## DOCUMENTO
Desfile
de horrores
Graças aos mágicos
instrumentos eletrônicos deste nosso paradoxal e atormentado estágio
civilizatório, podemos acompanhar a tempo e a hora o desfile contínuo de
tragédias geradas pela ambição e insanidade humana. Não há, pois, como evitar
sorver, em indigestas doses diárias, a angústia e preocupação provocadas pela
desditosa e insolúvel questão dos refugiados. Somam hoje mais de 1.5 milhão e a
tendência é de que o contingente duplique a médio prazo.
As imagens despejadas na
tela, a começar pelo que rola nos devastados territórios onde tem origem a
encrenca toda, são arrasadoras. Um vendaval de horrores! A começar pelos lances
específicos da guerra, melhor dizendo, das guerras propriamente ditas -
calamidades compostas de todas as calamidades imagináveis e mais as
inimagináveis, como diria Vieira –, ceifando vidas preciosas, mutilando
pessoas, reduzindo a escombros patrimônios valiosos. Uma após outra, as
desgraças vão se acumulando. Os atos de crueldade, levados a extremo paroxismo,
no tratamento dispensado a “inimigos”, mostrados ao vivo e em cores. As fugas
desesperadas rumo a destinos incertos e não sabidos. As traiçoeiras, para
muitos fatídicas, travessias marítimas. As hostilidades, humilhações e
desconfianças enfrentadas por boa parte dos condenados ao exílio, em locais
tidos presumivelmente como de solidário acolhimento. O desaparecimento – Deus
do céu! – de menores em número elevado no fluxo caudaloso e desordenado das
multidões, muitos comprovadamente aliciados à força pelas máfias de lenocínio.
As provações de toda ordem nas caminhadas sem rumo definido. E, como já
documentado contundentemente, a severa repressão das tropas de choque, na base
do cassetete, jatos de água, balas de borracha, gás lacrimogênio e de pimenta e
de outros “convincentes apetrechos”, a migrantes que imploram mais espaço nos
guetos em que se acham confinados na civilizada Europa. Parte das levas de
refugiados está sendo jogada em terrenos desprovidos de qualquer tipo de
conforto básico, inclusive banheiros. E, ainda assim, alguns dos “abrigos” vêm
sendo demolidos por tratores e escavadeiras, de modo a impedir a chegada de
mais foragidos do caos sírio e de paragens adjacentes.

## INSTRUÇÕES
Por favor, transcreva do documento sobre os refugiados tudo o que vai de “As provações de” até “de paragens adjacentes.”, sem nenhuma alteração.

## REGISTROS DE DADOS
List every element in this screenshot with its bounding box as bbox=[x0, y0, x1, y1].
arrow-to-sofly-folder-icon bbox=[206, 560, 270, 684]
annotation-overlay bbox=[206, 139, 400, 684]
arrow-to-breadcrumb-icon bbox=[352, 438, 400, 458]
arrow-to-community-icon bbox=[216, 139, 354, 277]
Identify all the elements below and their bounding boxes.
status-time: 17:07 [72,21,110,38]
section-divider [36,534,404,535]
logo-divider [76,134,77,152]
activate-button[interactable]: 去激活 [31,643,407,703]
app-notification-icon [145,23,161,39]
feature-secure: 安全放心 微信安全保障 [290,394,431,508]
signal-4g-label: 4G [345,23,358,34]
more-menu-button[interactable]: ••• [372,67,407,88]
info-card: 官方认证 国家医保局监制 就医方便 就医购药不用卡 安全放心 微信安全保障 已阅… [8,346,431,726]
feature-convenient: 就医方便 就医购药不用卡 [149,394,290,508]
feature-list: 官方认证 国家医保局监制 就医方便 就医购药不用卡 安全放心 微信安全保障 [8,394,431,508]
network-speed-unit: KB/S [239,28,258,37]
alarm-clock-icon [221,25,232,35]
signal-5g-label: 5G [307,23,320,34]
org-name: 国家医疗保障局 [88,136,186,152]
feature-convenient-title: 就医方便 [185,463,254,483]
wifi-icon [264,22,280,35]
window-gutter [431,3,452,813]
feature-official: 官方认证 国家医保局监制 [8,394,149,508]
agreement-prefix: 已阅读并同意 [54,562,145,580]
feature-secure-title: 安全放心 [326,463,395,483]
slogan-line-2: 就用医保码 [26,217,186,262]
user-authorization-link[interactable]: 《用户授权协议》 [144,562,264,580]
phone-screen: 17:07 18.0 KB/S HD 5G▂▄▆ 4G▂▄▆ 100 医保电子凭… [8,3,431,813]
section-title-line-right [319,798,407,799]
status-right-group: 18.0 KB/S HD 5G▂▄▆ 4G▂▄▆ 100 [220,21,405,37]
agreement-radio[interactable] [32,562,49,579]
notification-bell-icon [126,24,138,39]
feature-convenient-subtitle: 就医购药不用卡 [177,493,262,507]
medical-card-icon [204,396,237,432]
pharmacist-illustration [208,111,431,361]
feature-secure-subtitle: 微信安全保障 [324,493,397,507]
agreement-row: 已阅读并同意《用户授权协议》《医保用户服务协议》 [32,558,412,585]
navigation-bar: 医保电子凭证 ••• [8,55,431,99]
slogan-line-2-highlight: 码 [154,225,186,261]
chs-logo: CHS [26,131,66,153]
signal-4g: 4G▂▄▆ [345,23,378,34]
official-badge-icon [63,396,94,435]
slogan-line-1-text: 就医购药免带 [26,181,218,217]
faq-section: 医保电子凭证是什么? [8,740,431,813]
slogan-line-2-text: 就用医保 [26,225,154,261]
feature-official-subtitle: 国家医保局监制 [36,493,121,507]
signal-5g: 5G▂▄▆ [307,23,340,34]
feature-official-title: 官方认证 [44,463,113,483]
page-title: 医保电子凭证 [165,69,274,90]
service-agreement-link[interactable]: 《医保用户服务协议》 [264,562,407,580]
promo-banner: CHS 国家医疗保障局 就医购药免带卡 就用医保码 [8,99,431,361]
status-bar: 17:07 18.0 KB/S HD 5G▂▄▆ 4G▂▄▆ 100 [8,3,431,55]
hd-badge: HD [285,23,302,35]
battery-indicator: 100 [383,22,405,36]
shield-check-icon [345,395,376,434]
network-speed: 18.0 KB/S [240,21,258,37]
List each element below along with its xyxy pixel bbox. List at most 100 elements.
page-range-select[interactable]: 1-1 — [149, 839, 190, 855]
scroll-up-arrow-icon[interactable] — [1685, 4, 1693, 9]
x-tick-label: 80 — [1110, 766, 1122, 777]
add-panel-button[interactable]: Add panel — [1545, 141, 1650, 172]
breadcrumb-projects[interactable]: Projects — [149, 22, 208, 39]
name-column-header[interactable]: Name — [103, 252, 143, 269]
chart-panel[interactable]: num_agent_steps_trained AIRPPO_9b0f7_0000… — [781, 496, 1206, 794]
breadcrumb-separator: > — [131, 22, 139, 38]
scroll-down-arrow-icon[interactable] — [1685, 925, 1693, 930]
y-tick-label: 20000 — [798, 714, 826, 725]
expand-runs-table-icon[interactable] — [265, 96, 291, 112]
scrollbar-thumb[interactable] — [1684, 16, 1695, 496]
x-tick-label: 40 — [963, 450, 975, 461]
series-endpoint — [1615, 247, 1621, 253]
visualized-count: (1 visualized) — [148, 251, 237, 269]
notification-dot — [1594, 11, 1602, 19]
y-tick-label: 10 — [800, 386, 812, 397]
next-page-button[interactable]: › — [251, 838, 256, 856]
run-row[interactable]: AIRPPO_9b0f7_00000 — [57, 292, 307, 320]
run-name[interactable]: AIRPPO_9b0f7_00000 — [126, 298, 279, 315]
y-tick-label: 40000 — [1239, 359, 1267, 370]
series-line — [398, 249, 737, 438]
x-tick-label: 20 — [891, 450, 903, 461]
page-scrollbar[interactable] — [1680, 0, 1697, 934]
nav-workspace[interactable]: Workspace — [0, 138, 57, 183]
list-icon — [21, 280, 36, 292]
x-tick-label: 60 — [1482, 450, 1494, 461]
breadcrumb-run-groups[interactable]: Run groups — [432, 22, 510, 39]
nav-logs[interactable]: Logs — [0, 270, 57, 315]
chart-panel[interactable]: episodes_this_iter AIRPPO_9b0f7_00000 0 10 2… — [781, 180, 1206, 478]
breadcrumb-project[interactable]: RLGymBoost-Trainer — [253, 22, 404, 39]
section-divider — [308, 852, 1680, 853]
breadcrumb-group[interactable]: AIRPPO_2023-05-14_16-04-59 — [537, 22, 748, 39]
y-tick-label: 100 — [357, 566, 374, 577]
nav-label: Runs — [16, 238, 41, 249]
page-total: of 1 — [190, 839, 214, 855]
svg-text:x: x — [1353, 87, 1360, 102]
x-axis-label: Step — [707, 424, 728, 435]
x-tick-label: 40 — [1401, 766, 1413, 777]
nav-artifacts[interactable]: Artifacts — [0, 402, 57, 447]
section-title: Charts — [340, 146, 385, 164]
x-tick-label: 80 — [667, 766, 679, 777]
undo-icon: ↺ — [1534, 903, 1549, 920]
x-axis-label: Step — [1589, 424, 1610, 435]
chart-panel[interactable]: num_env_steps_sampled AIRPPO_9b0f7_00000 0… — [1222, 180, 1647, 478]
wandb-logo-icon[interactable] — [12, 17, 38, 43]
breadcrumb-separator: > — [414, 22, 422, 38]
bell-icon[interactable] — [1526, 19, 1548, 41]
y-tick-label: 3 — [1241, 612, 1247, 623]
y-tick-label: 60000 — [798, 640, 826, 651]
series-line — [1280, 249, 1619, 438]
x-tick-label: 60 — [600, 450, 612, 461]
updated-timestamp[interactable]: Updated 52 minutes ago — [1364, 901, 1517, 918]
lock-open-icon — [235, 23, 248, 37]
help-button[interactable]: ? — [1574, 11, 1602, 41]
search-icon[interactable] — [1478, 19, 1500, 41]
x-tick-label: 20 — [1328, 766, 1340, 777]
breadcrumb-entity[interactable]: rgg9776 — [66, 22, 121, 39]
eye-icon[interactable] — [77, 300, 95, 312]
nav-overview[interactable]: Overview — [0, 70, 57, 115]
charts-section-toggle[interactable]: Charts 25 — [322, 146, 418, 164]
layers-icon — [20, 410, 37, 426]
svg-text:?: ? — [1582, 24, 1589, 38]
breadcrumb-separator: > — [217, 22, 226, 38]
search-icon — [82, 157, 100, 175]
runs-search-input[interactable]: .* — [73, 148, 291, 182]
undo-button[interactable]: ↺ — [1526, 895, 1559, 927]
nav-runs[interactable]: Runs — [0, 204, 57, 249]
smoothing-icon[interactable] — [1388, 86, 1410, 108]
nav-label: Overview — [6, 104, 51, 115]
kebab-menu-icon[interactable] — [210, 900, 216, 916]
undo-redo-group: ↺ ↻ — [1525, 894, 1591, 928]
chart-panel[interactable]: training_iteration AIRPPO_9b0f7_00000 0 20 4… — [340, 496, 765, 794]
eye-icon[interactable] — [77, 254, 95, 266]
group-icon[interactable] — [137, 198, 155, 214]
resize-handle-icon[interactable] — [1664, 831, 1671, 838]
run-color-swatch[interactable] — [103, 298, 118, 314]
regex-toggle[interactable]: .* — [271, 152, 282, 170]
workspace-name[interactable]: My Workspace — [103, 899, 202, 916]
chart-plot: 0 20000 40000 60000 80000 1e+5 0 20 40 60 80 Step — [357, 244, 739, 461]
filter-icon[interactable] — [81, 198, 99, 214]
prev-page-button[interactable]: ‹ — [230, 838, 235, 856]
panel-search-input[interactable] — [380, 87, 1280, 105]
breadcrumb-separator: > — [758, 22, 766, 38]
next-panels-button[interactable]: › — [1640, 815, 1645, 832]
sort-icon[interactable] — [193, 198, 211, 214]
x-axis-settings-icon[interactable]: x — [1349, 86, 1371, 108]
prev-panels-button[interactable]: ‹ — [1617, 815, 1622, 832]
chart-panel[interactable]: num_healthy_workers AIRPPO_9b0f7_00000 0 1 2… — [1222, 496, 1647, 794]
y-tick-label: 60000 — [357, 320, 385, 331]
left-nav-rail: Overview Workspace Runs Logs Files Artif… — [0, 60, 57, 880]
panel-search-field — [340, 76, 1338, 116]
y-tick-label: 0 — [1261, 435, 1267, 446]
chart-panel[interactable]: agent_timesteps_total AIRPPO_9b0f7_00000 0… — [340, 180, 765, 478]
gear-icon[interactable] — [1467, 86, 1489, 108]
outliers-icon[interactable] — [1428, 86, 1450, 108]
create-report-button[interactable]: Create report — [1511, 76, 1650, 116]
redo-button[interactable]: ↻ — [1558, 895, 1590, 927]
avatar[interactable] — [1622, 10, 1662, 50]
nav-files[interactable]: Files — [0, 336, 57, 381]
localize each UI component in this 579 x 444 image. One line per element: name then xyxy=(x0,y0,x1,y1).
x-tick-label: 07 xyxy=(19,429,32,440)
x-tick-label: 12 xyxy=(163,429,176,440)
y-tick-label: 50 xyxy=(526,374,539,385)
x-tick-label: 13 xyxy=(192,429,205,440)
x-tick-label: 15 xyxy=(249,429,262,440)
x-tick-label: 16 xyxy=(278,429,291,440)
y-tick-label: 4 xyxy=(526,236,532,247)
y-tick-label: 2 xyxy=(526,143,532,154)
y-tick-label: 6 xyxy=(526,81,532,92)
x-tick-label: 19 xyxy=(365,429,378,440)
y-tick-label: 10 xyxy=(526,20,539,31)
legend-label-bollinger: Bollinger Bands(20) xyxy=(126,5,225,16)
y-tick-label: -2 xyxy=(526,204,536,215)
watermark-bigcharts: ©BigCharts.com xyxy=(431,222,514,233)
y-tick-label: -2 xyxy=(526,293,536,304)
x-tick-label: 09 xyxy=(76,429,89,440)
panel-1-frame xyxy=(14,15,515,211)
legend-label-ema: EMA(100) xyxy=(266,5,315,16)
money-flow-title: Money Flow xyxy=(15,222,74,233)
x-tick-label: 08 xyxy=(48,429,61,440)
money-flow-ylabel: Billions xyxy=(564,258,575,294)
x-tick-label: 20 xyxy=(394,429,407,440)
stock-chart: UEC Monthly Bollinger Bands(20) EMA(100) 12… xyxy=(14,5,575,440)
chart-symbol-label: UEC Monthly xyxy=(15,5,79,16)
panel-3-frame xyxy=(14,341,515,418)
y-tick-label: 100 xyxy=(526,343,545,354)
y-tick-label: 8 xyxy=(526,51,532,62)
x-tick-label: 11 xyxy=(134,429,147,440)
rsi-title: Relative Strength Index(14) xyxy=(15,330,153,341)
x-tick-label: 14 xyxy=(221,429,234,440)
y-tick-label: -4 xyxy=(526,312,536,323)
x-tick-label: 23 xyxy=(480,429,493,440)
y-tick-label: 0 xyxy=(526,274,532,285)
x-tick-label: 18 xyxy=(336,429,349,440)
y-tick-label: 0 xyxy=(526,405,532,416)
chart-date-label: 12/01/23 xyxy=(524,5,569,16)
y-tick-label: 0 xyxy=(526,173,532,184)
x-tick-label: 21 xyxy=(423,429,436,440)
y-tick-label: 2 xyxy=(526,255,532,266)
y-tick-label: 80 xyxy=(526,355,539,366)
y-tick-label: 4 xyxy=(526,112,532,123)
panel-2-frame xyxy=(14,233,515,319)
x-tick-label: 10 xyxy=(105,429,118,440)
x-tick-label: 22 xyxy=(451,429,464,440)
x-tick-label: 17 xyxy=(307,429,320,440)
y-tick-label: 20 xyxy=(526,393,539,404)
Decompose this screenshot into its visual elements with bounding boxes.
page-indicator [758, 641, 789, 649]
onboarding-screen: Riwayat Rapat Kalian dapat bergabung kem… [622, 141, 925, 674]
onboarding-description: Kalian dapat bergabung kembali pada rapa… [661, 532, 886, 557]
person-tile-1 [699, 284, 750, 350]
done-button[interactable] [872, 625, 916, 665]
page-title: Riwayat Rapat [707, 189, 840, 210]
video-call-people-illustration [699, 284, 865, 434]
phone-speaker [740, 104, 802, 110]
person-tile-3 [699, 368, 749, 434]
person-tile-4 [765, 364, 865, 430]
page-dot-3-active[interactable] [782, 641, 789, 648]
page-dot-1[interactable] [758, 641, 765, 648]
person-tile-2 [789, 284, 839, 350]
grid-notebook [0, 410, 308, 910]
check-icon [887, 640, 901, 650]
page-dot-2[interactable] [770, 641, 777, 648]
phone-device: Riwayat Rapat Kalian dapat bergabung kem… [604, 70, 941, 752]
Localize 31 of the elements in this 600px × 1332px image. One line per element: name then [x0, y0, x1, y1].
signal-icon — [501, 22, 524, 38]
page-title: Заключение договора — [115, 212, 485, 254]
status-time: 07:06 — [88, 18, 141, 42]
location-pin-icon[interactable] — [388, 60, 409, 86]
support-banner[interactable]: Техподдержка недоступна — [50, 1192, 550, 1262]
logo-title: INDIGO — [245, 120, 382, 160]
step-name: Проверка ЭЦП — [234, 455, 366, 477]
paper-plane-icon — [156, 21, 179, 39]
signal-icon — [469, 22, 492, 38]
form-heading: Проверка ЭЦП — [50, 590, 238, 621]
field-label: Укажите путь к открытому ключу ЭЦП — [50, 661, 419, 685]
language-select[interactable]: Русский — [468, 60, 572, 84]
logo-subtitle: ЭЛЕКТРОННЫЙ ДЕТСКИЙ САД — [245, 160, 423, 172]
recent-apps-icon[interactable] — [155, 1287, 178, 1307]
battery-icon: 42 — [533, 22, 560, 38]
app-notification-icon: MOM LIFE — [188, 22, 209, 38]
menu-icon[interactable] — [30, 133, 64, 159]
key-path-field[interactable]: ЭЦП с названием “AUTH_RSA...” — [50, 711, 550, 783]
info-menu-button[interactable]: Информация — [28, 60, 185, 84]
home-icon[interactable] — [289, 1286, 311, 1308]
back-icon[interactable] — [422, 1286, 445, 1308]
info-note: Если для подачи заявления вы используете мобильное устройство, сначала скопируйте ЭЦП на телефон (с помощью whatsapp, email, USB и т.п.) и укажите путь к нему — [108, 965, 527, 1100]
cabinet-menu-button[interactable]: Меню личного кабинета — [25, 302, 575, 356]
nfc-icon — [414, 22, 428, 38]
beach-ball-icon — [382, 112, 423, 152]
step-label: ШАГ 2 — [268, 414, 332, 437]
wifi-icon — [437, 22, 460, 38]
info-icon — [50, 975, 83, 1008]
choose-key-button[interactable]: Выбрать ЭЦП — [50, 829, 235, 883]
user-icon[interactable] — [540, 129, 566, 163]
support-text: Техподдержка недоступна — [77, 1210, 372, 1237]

## RESPOSTA COMPLETA
As provações de toda ordem nas caminhadas sem rumo definido. E, como já
documentado contundentemente, a severa repressão das tropas de choque, na base
do cassetete, jatos de água, balas de borracha, gás lacrimogênio e de pimenta e
de outros “convincentes apetrechos”, a migrantes que imploram mais espaço nos
guetos em que se acham confinados na civilizada Europa. Parte das levas de
refugiados está sendo jogada em terrenos desprovidos de qualquer tipo de
conforto básico, inclusive banheiros. E, ainda assim, alguns dos “abrigos” vêm
sendo demolidos por tratores e escavadeiras, de modo a impedir a chegada de
mais foragidos do caos sírio e de paragens adjacentes.